WHAT IS EXPECTED
List each line of the data that holds the string "HCHO".
++++++
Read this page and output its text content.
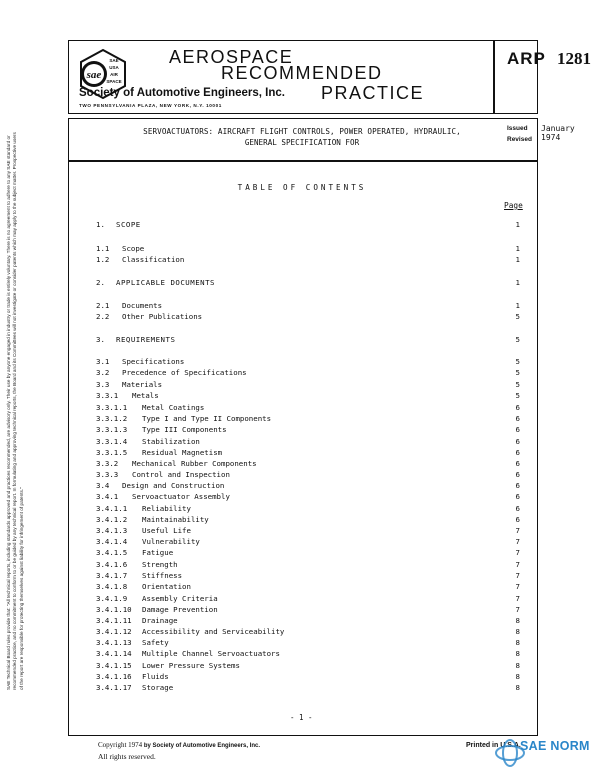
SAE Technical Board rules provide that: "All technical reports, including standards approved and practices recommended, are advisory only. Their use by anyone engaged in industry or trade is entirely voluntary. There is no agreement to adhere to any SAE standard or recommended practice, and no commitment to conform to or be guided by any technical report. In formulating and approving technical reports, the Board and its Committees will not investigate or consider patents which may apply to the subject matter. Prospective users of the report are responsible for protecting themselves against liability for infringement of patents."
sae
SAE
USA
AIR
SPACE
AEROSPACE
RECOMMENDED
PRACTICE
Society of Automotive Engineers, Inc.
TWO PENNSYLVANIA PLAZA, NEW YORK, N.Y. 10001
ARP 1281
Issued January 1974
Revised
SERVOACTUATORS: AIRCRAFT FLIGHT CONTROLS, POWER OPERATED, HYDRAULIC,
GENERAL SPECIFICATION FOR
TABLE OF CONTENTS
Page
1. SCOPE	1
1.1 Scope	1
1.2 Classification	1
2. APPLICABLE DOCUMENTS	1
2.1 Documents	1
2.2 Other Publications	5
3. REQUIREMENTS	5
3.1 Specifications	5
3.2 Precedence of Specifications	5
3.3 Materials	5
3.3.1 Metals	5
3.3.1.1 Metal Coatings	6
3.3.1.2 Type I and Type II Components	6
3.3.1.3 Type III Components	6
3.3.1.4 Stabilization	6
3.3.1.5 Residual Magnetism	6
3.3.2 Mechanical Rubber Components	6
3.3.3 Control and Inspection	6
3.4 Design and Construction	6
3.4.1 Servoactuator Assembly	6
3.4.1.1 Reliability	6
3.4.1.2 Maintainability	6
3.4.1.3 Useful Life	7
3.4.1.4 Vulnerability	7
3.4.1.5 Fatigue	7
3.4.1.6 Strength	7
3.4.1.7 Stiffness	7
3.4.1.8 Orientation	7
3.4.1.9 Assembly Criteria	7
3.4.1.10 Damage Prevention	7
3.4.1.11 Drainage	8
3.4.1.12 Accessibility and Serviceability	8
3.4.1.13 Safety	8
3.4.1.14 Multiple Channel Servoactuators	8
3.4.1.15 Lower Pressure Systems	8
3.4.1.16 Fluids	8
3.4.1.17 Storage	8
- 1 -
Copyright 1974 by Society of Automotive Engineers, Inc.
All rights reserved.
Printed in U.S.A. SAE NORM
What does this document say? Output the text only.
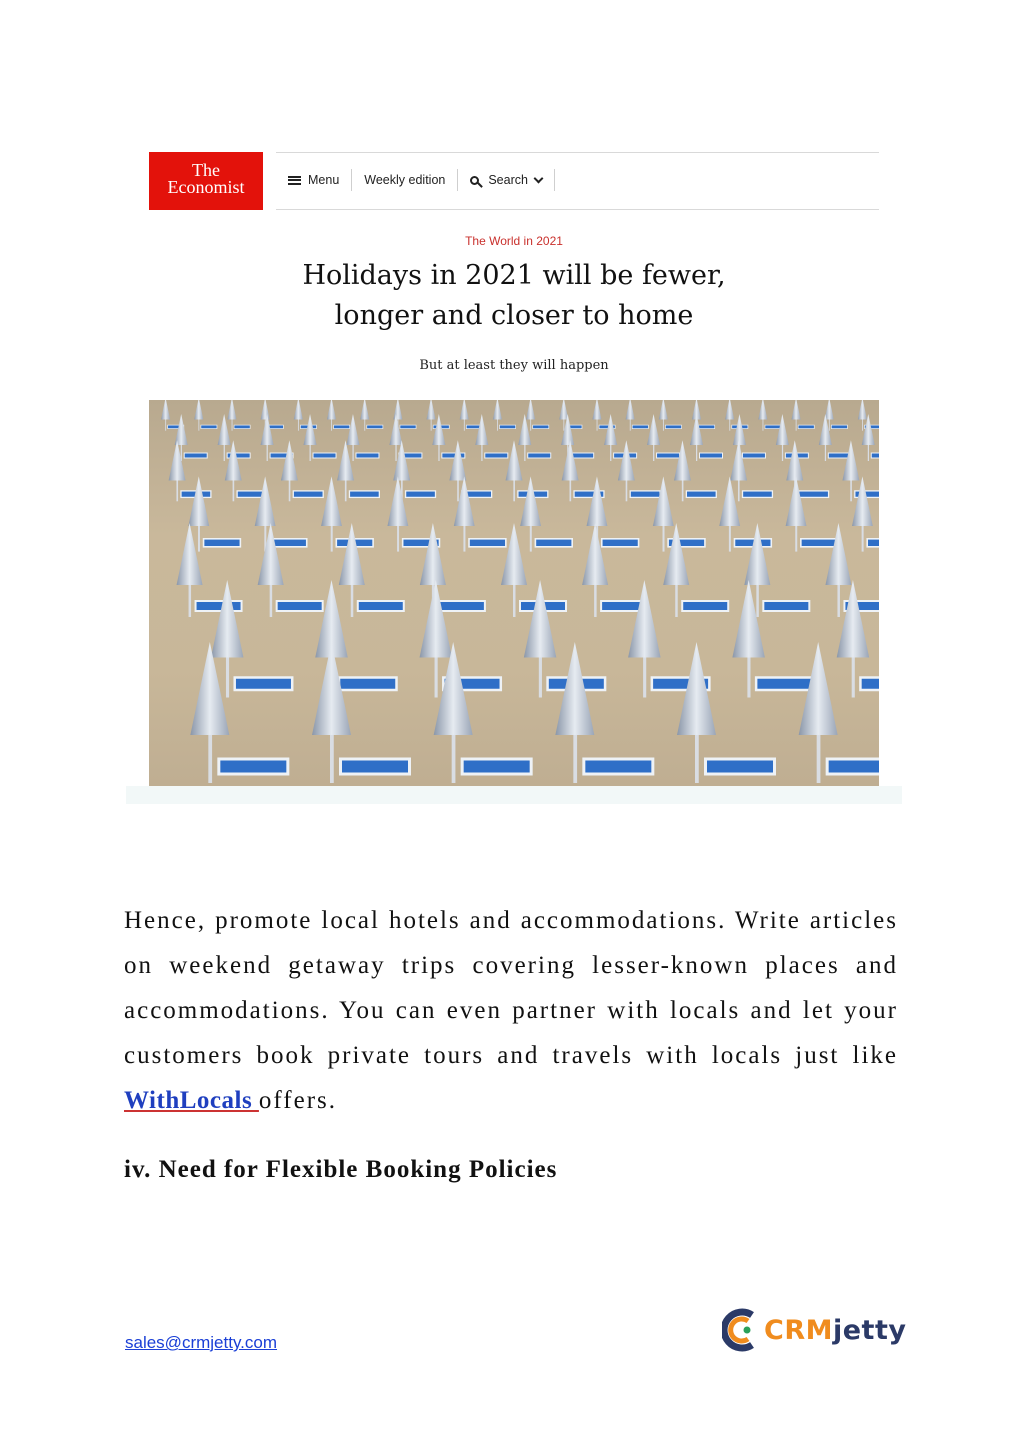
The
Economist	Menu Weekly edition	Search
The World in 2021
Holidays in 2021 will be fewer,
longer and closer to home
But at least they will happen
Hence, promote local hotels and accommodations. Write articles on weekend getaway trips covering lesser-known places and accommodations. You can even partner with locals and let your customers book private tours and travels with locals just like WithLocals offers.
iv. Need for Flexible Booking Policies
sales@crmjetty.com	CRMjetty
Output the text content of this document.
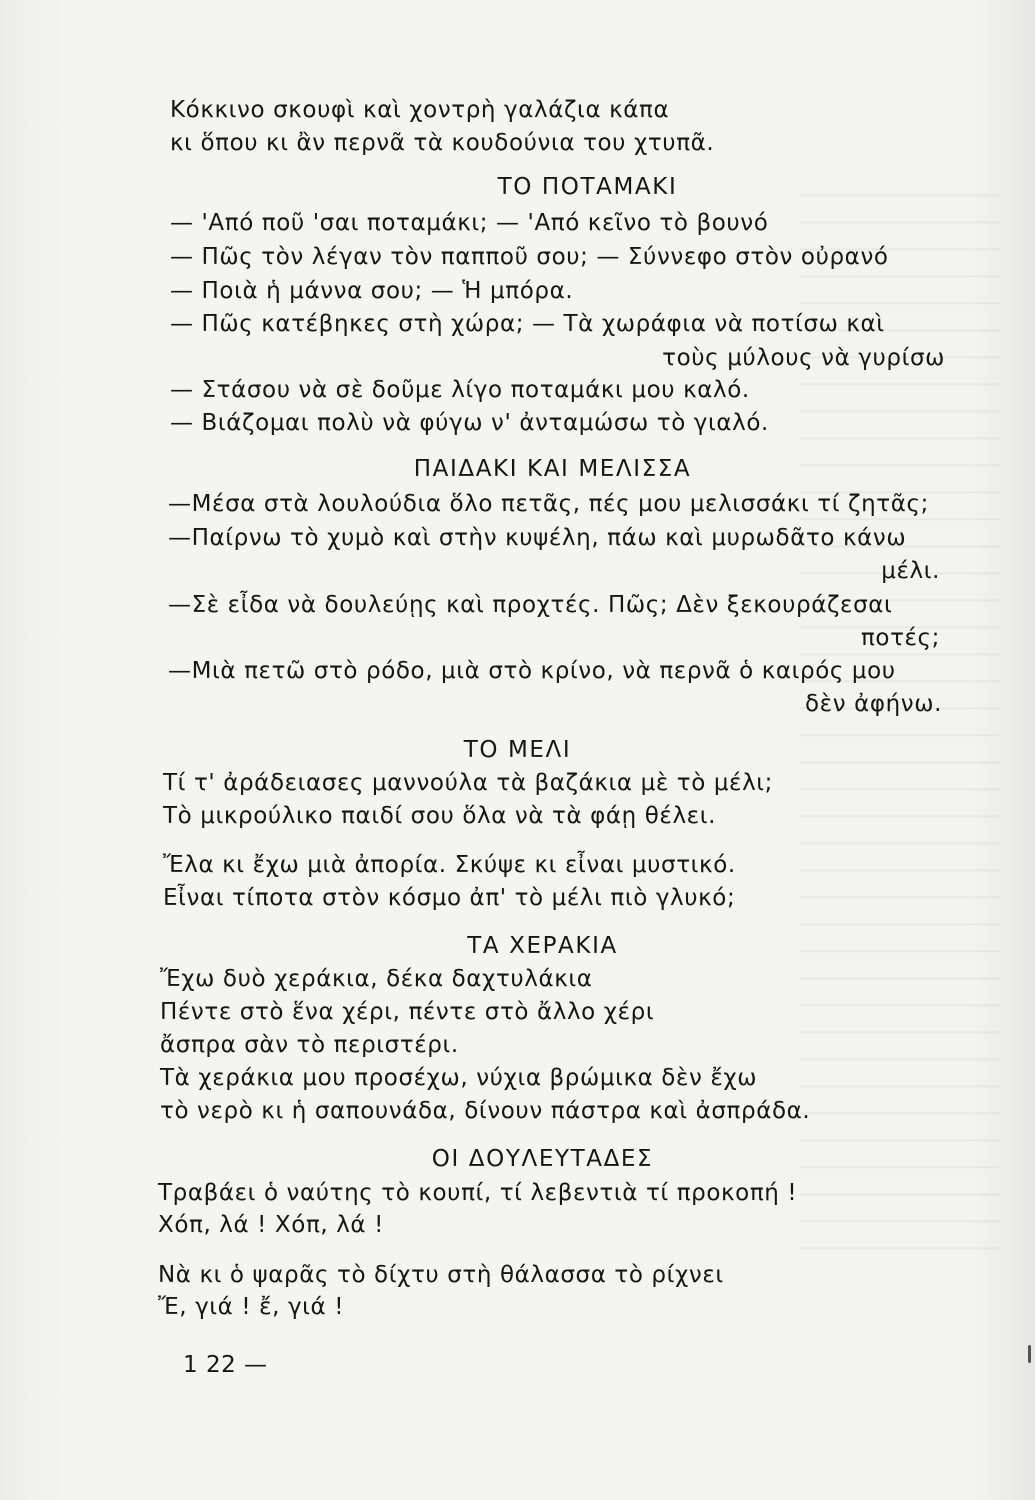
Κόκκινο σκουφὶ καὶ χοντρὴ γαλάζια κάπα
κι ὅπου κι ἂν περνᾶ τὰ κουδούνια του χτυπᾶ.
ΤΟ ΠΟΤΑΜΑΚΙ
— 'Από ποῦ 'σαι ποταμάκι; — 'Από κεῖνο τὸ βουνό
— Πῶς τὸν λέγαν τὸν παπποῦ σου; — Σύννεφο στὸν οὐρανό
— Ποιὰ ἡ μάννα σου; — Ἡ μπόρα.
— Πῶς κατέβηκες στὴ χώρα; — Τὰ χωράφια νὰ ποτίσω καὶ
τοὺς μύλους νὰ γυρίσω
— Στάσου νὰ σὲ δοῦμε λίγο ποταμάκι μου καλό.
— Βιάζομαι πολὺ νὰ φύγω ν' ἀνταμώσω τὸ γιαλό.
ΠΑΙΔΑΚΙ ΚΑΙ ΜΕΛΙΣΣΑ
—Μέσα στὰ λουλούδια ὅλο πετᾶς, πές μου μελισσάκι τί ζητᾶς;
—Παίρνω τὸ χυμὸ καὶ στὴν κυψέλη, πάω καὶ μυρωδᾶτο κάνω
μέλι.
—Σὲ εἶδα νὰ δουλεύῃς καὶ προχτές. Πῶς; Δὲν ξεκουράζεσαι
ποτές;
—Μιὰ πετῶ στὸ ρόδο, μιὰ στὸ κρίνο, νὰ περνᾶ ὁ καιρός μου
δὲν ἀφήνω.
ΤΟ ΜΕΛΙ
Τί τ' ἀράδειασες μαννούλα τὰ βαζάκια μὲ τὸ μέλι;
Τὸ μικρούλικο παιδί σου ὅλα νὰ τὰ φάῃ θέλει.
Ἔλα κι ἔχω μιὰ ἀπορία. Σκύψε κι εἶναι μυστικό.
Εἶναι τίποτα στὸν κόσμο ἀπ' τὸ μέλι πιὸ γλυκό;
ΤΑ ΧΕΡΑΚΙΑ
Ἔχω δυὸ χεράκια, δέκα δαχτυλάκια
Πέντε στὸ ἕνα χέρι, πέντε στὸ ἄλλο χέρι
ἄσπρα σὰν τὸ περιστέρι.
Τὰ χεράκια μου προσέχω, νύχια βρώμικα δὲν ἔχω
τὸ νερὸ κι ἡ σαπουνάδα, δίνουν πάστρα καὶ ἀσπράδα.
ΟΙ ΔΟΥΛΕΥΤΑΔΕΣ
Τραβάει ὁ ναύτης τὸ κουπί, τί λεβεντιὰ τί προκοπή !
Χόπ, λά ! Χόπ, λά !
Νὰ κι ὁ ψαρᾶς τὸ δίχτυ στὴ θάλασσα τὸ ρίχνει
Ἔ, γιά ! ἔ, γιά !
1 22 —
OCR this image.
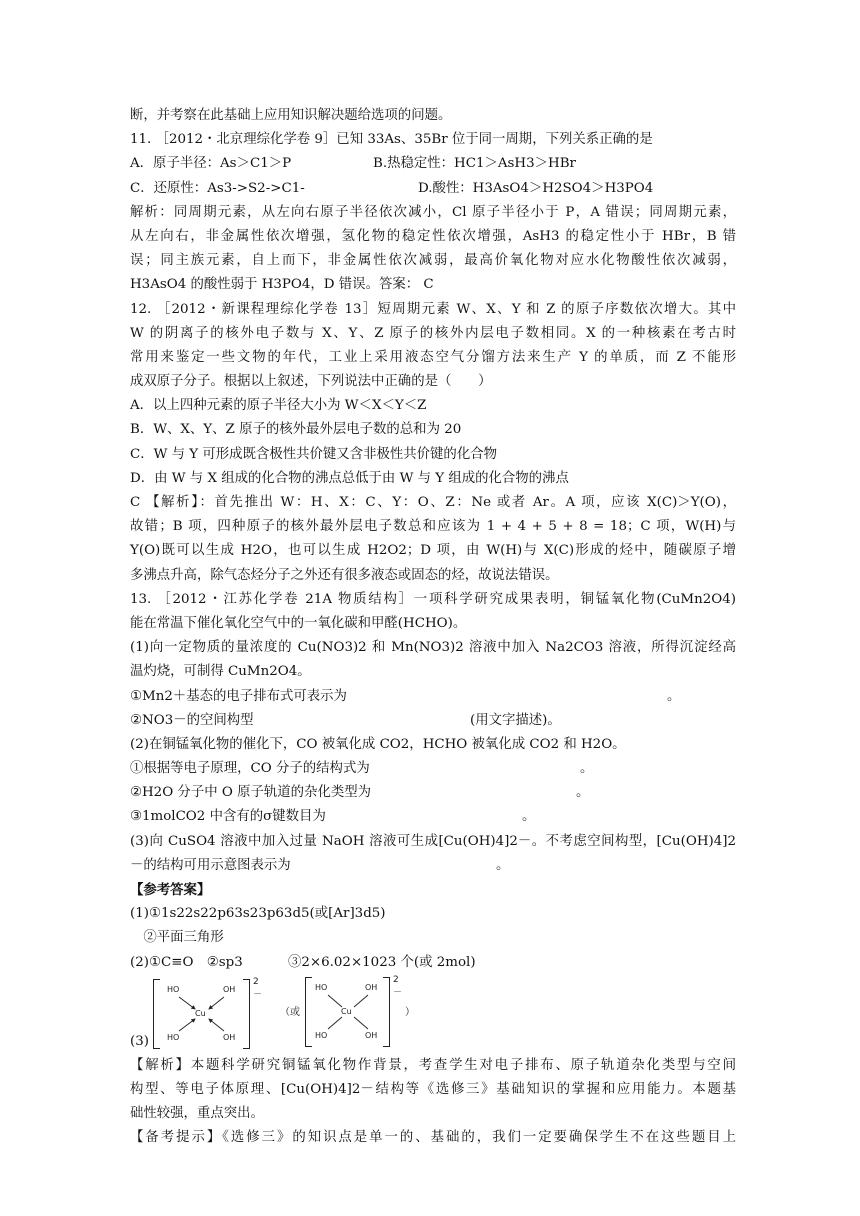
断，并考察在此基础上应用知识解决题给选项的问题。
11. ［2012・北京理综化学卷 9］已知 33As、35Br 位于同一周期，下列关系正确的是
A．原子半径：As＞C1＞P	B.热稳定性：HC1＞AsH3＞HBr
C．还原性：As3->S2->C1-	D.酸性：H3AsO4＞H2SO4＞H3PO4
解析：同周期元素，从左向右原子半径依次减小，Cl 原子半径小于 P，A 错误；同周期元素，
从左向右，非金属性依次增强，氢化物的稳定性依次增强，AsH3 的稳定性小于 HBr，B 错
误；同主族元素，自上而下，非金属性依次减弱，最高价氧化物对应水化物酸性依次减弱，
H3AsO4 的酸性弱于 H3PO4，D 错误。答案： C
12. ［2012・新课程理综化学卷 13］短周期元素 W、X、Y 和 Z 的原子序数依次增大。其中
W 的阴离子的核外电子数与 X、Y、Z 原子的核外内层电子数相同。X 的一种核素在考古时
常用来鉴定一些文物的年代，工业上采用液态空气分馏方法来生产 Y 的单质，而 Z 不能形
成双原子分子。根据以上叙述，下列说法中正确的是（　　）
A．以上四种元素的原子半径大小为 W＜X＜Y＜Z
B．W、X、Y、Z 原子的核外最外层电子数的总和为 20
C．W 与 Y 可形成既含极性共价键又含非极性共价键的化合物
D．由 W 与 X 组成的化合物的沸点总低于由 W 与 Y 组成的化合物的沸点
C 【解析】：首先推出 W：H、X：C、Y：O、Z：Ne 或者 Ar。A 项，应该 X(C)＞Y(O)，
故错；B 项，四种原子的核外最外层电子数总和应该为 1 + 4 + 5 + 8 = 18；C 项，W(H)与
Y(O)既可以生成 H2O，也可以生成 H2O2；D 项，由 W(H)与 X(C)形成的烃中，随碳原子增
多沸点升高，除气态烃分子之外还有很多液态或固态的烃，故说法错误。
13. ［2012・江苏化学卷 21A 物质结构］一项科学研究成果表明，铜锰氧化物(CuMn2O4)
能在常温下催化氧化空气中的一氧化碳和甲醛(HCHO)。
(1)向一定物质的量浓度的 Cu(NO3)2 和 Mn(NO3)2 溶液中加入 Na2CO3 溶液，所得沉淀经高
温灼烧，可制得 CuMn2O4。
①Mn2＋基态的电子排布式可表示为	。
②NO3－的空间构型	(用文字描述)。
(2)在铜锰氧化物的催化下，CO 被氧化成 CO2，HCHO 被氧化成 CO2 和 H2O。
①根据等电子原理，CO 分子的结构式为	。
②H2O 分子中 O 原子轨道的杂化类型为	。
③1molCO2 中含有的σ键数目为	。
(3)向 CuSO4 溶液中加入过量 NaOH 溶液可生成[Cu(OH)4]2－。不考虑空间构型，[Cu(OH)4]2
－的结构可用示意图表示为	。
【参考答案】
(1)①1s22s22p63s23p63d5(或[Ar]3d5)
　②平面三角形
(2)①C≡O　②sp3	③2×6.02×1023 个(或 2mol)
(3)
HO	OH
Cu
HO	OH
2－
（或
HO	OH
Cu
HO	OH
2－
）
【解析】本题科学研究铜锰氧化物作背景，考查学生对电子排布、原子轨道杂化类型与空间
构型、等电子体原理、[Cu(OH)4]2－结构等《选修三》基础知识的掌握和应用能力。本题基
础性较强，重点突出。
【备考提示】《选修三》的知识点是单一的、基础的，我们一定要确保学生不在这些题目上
++++++
WRITTEN REPLY
能在常温下催化氧化空气中的一氧化碳和甲醛(HCHO)。
(2)在铜锰氧化物的催化下，CO 被氧化成 CO2，HCHO 被氧化成 CO2 和 H2O。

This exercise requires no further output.